* begin Provided records *

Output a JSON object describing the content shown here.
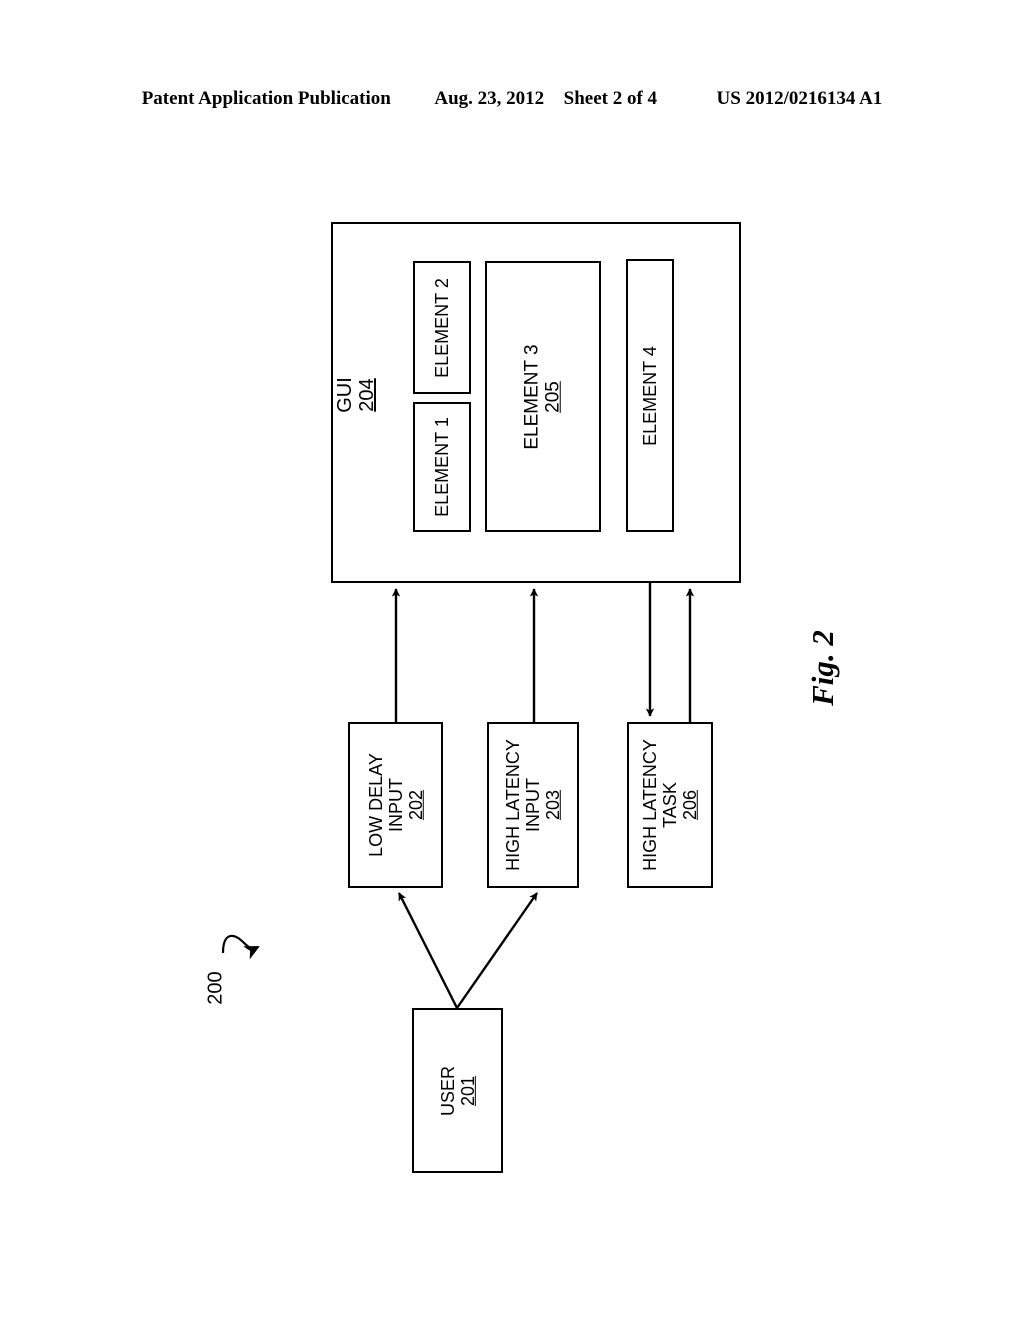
{
  "header": {
    "publication": "Patent Application Publication",
    "date": "Aug. 23, 2012",
    "sheet": "Sheet 2 of 4",
    "patent_number": "US 2012/0216134 A1"
  },
  "figure": {
    "label": "Fig. 2",
    "system_reference": "200"
  },
  "gui": {
    "title": "GUI",
    "ref": "204"
  },
  "elements": [
    {
      "name": "element-1",
      "label": "ELEMENT 1",
      "ref": ""
    },
    {
      "name": "element-2",
      "label": "ELEMENT 2",
      "ref": ""
    },
    {
      "name": "element-3",
      "label": "ELEMENT 3",
      "ref": "205"
    },
    {
      "name": "element-4",
      "label": "ELEMENT 4",
      "ref": ""
    }
  ],
  "nodes": {
    "low_delay_input": {
      "line1": "LOW DELAY",
      "line2": "INPUT",
      "ref": "202"
    },
    "high_latency_input": {
      "line1": "HIGH LATENCY",
      "line2": "INPUT",
      "ref": "203"
    },
    "high_latency_task": {
      "line1": "HIGH LATENCY",
      "line2": "TASK",
      "ref": "206"
    },
    "user": {
      "line1": "USER",
      "ref": "201"
    }
  },
  "colors": {
    "stroke": "#000000",
    "background": "#ffffff"
  }
}
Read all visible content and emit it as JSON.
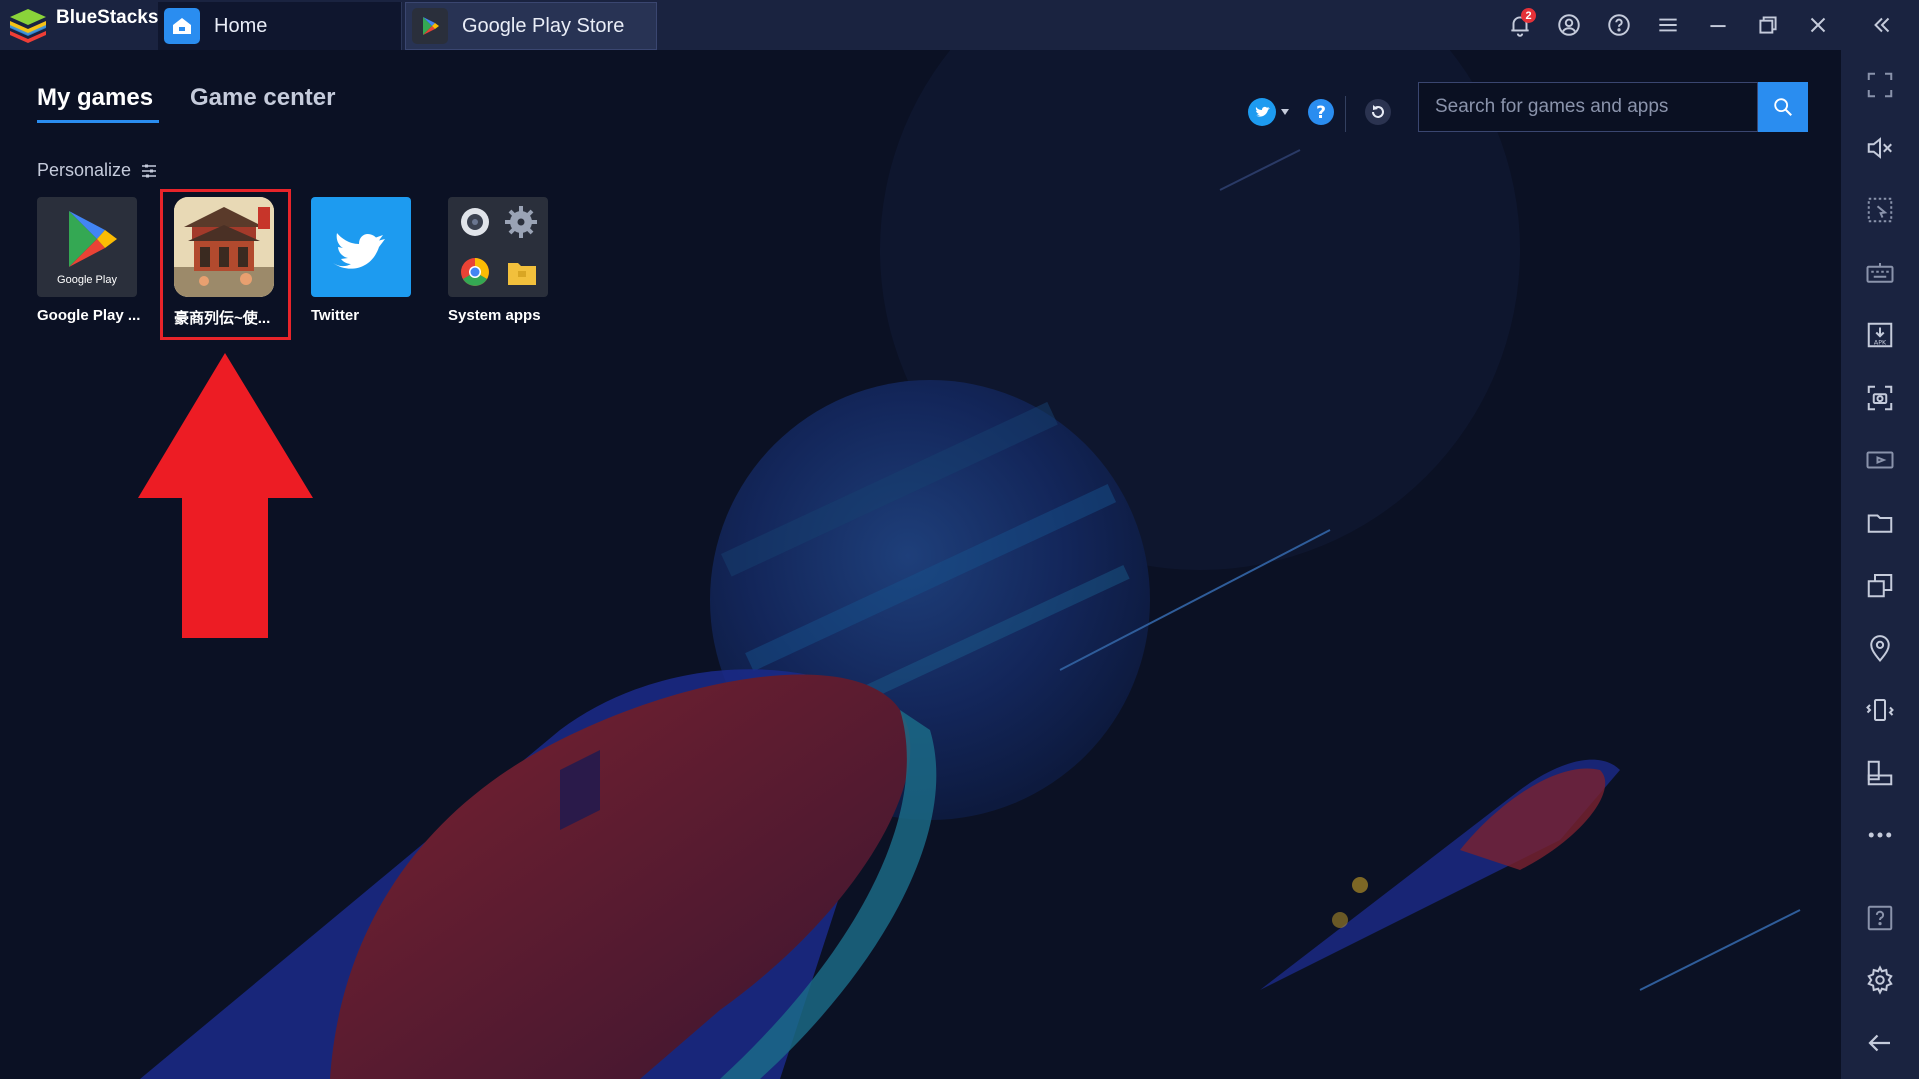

* end Provided records *

§ **Written task**
Gather up every line from the listing above in which the word "JSON" occurs.

§ **The solution**
Output a JSON object describing the content shown here.
Read all visible content and emit it as JSON.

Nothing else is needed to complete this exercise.